*GIVEN PROBLEM*
Please give the entries again in full and exactly, without any picture.
══ SUPPLIED MATERIAL ══
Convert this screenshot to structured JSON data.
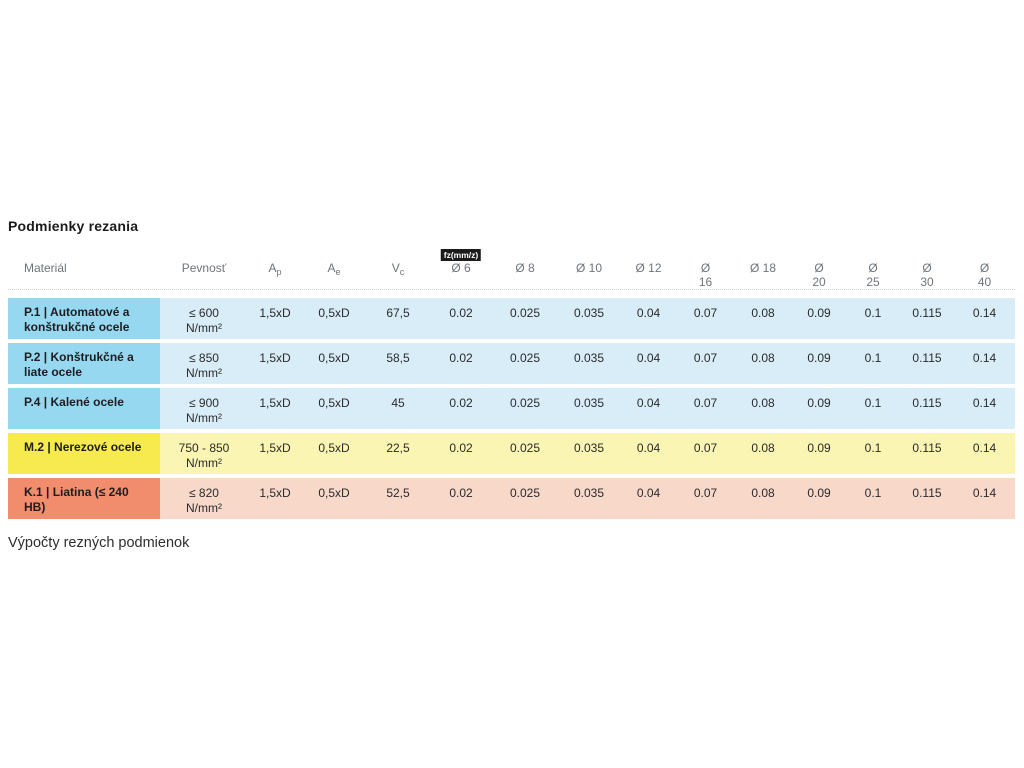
{
  "page": {
    "title": "Podmienky rezania",
    "footer_text": "Výpočty rezných podmienok"
  },
  "table": {
    "header": {
      "material": "Materiál",
      "strength": "Pevnosť",
      "ap": {
        "main": "A",
        "sub": "p"
      },
      "ae": {
        "main": "A",
        "sub": "e"
      },
      "vc": {
        "main": "V",
        "sub": "c"
      },
      "fz_badge": "fz(mm/z)",
      "diameters": [
        "Ø 6",
        "Ø 8",
        "Ø 10",
        "Ø 12",
        "Ø\n16",
        "Ø 18",
        "Ø\n20",
        "Ø\n25",
        "Ø\n30",
        "Ø\n40"
      ]
    },
    "themes": {
      "blue": {
        "material": "#97d8f1",
        "cells": "#d9edf8"
      },
      "yellow": {
        "material": "#f7ea4f",
        "cells": "#fbf5b3"
      },
      "red": {
        "material": "#f18c6c",
        "cells": "#f8d8c9"
      }
    },
    "rows": [
      {
        "material": "P.1 | Automatové a konštrukčné ocele",
        "strength": "≤ 600\nN/mm²",
        "ap": "1,5xD",
        "ae": "0,5xD",
        "vc": "67,5",
        "fz": [
          "0.02",
          "0.025",
          "0.035",
          "0.04",
          "0.07",
          "0.08",
          "0.09",
          "0.1",
          "0.115",
          "0.14"
        ]
      },
      {
        "material": "P.2 | Konštrukčné a liate ocele",
        "strength": "≤ 850\nN/mm²",
        "ap": "1,5xD",
        "ae": "0,5xD",
        "vc": "58,5",
        "fz": [
          "0.02",
          "0.025",
          "0.035",
          "0.04",
          "0.07",
          "0.08",
          "0.09",
          "0.1",
          "0.115",
          "0.14"
        ]
      },
      {
        "material": "P.4 | Kalené ocele",
        "strength": "≤ 900\nN/mm²",
        "ap": "1,5xD",
        "ae": "0,5xD",
        "vc": "45",
        "fz": [
          "0.02",
          "0.025",
          "0.035",
          "0.04",
          "0.07",
          "0.08",
          "0.09",
          "0.1",
          "0.115",
          "0.14"
        ]
      },
      {
        "material": "M.2 | Nerezové ocele",
        "strength": "750 - 850\nN/mm²",
        "ap": "1,5xD",
        "ae": "0,5xD",
        "vc": "22,5",
        "fz": [
          "0.02",
          "0.025",
          "0.035",
          "0.04",
          "0.07",
          "0.08",
          "0.09",
          "0.1",
          "0.115",
          "0.14"
        ]
      },
      {
        "material": "K.1 | Liatina (≤ 240 HB)",
        "strength": "≤ 820\nN/mm²",
        "ap": "1,5xD",
        "ae": "0,5xD",
        "vc": "52,5",
        "fz": [
          "0.02",
          "0.025",
          "0.035",
          "0.04",
          "0.07",
          "0.08",
          "0.09",
          "0.1",
          "0.115",
          "0.14"
        ]
      }
    ]
  }
}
═══
*TASK RESULT*
Convert this screenshot to structured JSON data.
{
  "page": {
    "title": "Podmienky rezania",
    "footer_text": "Výpočty rezných podmienok"
  },
  "table": {
    "header": {
      "material": "Materiál",
      "strength": "Pevnosť",
      "ap": {
        "main": "A",
        "sub": "p"
      },
      "ae": {
        "main": "A",
        "sub": "e"
      },
      "vc": {
        "main": "V",
        "sub": "c"
      },
      "fz_badge": "fz(mm/z)",
      "diameters": [
        "Ø 6",
        "Ø 8",
        "Ø 10",
        "Ø 12",
        "Ø\n16",
        "Ø 18",
        "Ø\n20",
        "Ø\n25",
        "Ø\n30",
        "Ø\n40"
      ]
    },
    "themes": {
      "blue": {
        "material": "#97d8f1",
        "cells": "#d9edf8"
      },
      "yellow": {
        "material": "#f7ea4f",
        "cells": "#fbf5b3"
      },
      "red": {
        "material": "#f18c6c",
        "cells": "#f8d8c9"
      }
    },
    "rows": [
      {
        "material": "P.1 | Automatové a konštrukčné ocele",
        "strength": "≤ 600\nN/mm²",
        "ap": "1,5xD",
        "ae": "0,5xD",
        "vc": "67,5",
        "fz": [
          "0.02",
          "0.025",
          "0.035",
          "0.04",
          "0.07",
          "0.08",
          "0.09",
          "0.1",
          "0.115",
          "0.14"
        ]
      },
      {
        "material": "P.2 | Konštrukčné a liate ocele",
        "strength": "≤ 850\nN/mm²",
        "ap": "1,5xD",
        "ae": "0,5xD",
        "vc": "58,5",
        "fz": [
          "0.02",
          "0.025",
          "0.035",
          "0.04",
          "0.07",
          "0.08",
          "0.09",
          "0.1",
          "0.115",
          "0.14"
        ]
      },
      {
        "material": "P.4 | Kalené ocele",
        "strength": "≤ 900\nN/mm²",
        "ap": "1,5xD",
        "ae": "0,5xD",
        "vc": "45",
        "fz": [
          "0.02",
          "0.025",
          "0.035",
          "0.04",
          "0.07",
          "0.08",
          "0.09",
          "0.1",
          "0.115",
          "0.14"
        ]
      },
      {
        "material": "M.2 | Nerezové ocele",
        "strength": "750 - 850\nN/mm²",
        "ap": "1,5xD",
        "ae": "0,5xD",
        "vc": "22,5",
        "fz": [
          "0.02",
          "0.025",
          "0.035",
          "0.04",
          "0.07",
          "0.08",
          "0.09",
          "0.1",
          "0.115",
          "0.14"
        ]
      },
      {
        "material": "K.1 | Liatina (≤ 240 HB)",
        "strength": "≤ 820\nN/mm²",
        "ap": "1,5xD",
        "ae": "0,5xD",
        "vc": "52,5",
        "fz": [
          "0.02",
          "0.025",
          "0.035",
          "0.04",
          "0.07",
          "0.08",
          "0.09",
          "0.1",
          "0.115",
          "0.14"
        ]
      }
    ]
  }
}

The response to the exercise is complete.